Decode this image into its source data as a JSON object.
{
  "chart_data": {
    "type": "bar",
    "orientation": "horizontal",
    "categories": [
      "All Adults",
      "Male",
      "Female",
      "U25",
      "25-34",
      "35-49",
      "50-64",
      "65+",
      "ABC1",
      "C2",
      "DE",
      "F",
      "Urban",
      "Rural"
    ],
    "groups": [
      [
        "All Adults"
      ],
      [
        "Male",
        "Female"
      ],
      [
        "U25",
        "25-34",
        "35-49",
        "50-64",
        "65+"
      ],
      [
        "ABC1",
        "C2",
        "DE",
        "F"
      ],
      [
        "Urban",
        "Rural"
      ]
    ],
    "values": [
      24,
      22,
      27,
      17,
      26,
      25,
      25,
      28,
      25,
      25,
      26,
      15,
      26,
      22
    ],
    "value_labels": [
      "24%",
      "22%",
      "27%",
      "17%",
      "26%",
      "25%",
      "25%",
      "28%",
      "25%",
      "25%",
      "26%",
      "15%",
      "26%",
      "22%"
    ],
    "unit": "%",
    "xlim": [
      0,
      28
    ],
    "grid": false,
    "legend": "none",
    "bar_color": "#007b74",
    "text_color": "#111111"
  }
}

---------------

▶ Work required: Reproduce the data in its entirety, matching each character.

▶ Solution:
Decode this image into its source data as a JSON object.
{
  "chart_data": {
    "type": "bar",
    "orientation": "horizontal",
    "categories": [
      "All Adults",
      "Male",
      "Female",
      "U25",
      "25-34",
      "35-49",
      "50-64",
      "65+",
      "ABC1",
      "C2",
      "DE",
      "F",
      "Urban",
      "Rural"
    ],
    "groups": [
      [
        "All Adults"
      ],
      [
        "Male",
        "Female"
      ],
      [
        "U25",
        "25-34",
        "35-49",
        "50-64",
        "65+"
      ],
      [
        "ABC1",
        "C2",
        "DE",
        "F"
      ],
      [
        "Urban",
        "Rural"
      ]
    ],
    "values": [
      24,
      22,
      27,
      17,
      26,
      25,
      25,
      28,
      25,
      25,
      26,
      15,
      26,
      22
    ],
    "value_labels": [
      "24%",
      "22%",
      "27%",
      "17%",
      "26%",
      "25%",
      "25%",
      "28%",
      "25%",
      "25%",
      "26%",
      "15%",
      "26%",
      "22%"
    ],
    "unit": "%",
    "xlim": [
      0,
      28
    ],
    "grid": false,
    "legend": "none",
    "bar_color": "#007b74",
    "text_color": "#111111"
  }
}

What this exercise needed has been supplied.